Render every entry verbatim.

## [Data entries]
· · · · ·
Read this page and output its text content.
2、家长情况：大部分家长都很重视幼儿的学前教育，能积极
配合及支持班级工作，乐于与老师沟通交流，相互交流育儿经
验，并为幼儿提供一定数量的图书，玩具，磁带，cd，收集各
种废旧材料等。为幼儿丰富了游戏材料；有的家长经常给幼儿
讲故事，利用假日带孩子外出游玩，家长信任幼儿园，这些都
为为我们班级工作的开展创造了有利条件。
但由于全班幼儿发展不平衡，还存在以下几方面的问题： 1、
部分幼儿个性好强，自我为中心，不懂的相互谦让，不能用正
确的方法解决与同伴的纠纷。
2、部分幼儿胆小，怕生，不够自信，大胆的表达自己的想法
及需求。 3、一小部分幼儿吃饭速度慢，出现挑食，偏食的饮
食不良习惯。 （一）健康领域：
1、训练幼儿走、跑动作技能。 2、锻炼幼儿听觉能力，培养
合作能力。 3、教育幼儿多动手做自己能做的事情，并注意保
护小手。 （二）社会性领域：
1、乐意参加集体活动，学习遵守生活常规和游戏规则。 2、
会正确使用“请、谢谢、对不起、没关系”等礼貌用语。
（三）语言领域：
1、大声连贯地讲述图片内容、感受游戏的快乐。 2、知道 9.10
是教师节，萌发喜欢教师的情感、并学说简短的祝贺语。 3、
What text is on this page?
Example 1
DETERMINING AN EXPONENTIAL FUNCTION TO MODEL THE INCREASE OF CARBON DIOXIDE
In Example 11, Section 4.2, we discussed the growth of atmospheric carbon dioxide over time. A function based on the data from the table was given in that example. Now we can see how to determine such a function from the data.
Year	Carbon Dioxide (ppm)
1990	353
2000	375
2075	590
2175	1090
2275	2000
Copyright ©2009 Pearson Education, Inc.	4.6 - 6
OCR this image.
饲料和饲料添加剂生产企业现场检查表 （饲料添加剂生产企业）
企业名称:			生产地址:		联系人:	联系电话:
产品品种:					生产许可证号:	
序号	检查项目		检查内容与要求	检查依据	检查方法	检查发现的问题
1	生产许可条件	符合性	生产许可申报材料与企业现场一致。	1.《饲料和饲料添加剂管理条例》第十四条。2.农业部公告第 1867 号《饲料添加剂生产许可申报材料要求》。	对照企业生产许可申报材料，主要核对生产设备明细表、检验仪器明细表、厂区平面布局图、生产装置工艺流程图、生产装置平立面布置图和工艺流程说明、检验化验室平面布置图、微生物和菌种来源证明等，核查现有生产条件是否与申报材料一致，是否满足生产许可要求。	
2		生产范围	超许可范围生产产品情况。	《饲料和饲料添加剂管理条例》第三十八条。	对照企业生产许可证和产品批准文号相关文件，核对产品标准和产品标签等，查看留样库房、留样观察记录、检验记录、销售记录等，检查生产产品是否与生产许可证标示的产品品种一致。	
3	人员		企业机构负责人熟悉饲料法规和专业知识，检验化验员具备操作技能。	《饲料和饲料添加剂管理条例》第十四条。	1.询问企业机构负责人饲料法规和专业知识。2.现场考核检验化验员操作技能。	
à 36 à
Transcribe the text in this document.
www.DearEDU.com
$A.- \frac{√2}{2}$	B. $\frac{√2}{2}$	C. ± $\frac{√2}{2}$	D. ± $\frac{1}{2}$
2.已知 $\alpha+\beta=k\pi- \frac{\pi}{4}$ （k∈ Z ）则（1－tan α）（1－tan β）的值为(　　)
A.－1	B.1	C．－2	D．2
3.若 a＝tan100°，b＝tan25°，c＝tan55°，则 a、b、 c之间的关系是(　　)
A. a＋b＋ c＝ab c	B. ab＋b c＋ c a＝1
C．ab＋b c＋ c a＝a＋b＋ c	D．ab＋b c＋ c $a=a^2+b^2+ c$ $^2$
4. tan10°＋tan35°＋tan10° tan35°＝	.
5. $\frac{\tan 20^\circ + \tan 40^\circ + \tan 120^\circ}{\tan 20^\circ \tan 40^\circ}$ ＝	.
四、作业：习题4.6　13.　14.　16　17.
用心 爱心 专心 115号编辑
· · · · ·
## [Answer to the exercise]
Read this page and output its text content.
2、家长情况：大部分家长都很重视幼儿的学前教育，能积极
配合及支持班级工作，乐于与老师沟通交流，相互交流育儿经
验，并为幼儿提供一定数量的图书，玩具，磁带，cd，收集各
种废旧材料等。为幼儿丰富了游戏材料；有的家长经常给幼儿
讲故事，利用假日带孩子外出游玩，家长信任幼儿园，这些都
为为我们班级工作的开展创造了有利条件。
但由于全班幼儿发展不平衡，还存在以下几方面的问题： 1、
部分幼儿个性好强，自我为中心，不懂的相互谦让，不能用正
确的方法解决与同伴的纠纷。
2、部分幼儿胆小，怕生，不够自信，大胆的表达自己的想法
及需求。 3、一小部分幼儿吃饭速度慢，出现挑食，偏食的饮
食不良习惯。 （一）健康领域：
1、训练幼儿走、跑动作技能。 2、锻炼幼儿听觉能力，培养
合作能力。 3、教育幼儿多动手做自己能做的事情，并注意保
护小手。 （二）社会性领域：
1、乐意参加集体活动，学习遵守生活常规和游戏规则。 2、
会正确使用“请、谢谢、对不起、没关系”等礼貌用语。
（三）语言领域：
1、大声连贯地讲述图片内容、感受游戏的快乐。 2、知道 9.10
是教师节，萌发喜欢教师的情感、并学说简短的祝贺语。 3、
What text is on this page?
Example 1
DETERMINING AN EXPONENTIAL FUNCTION TO MODEL THE INCREASE OF CARBON DIOXIDE
In Example 11, Section 4.2, we discussed the growth of atmospheric carbon dioxide over time. A function based on the data from the table was given in that example. Now we can see how to determine such a function from the data.
Year	Carbon Dioxide (ppm)
1990	353
2000	375
2075	590
2175	1090
2275	2000
Copyright ©2009 Pearson Education, Inc.	4.6 - 6
OCR this image.
饲料和饲料添加剂生产企业现场检查表 （饲料添加剂生产企业）
企业名称:			生产地址:		联系人:	联系电话:
产品品种:					生产许可证号:	
序号	检查项目		检查内容与要求	检查依据	检查方法	检查发现的问题
1	生产许可条件	符合性	生产许可申报材料与企业现场一致。	1.《饲料和饲料添加剂管理条例》第十四条。2.农业部公告第 1867 号《饲料添加剂生产许可申报材料要求》。	对照企业生产许可申报材料，主要核对生产设备明细表、检验仪器明细表、厂区平面布局图、生产装置工艺流程图、生产装置平立面布置图和工艺流程说明、检验化验室平面布置图、微生物和菌种来源证明等，核查现有生产条件是否与申报材料一致，是否满足生产许可要求。	
2		生产范围	超许可范围生产产品情况。	《饲料和饲料添加剂管理条例》第三十八条。	对照企业生产许可证和产品批准文号相关文件，核对产品标准和产品标签等，查看留样库房、留样观察记录、检验记录、销售记录等，检查生产产品是否与生产许可证标示的产品品种一致。	
3	人员		企业机构负责人熟悉饲料法规和专业知识，检验化验员具备操作技能。	《饲料和饲料添加剂管理条例》第十四条。	1.询问企业机构负责人饲料法规和专业知识。2.现场考核检验化验员操作技能。	
à 36 à
Transcribe the text in this document.
www.DearEDU.com
$A.- \frac{√2}{2}$	B. $\frac{√2}{2}$	C. ± $\frac{√2}{2}$	D. ± $\frac{1}{2}$
2.已知 $\alpha+\beta=k\pi- \frac{\pi}{4}$ （k∈ Z ）则（1－tan α）（1－tan β）的值为(　　)
A.－1	B.1	C．－2	D．2
3.若 a＝tan100°，b＝tan25°，c＝tan55°，则 a、b、 c之间的关系是(　　)
A. a＋b＋ c＝ab c	B. ab＋b c＋ c a＝1
C．ab＋b c＋ c a＝a＋b＋ c	D．ab＋b c＋ c $a=a^2+b^2+ c$ $^2$
4. tan10°＋tan35°＋tan10° tan35°＝	.
5. $\frac{\tan 20^\circ + \tan 40^\circ + \tan 120^\circ}{\tan 20^\circ \tan 40^\circ}$ ＝	.
四、作业：习题4.6　13.　14.　16　17.
用心 爱心 专心 115号编辑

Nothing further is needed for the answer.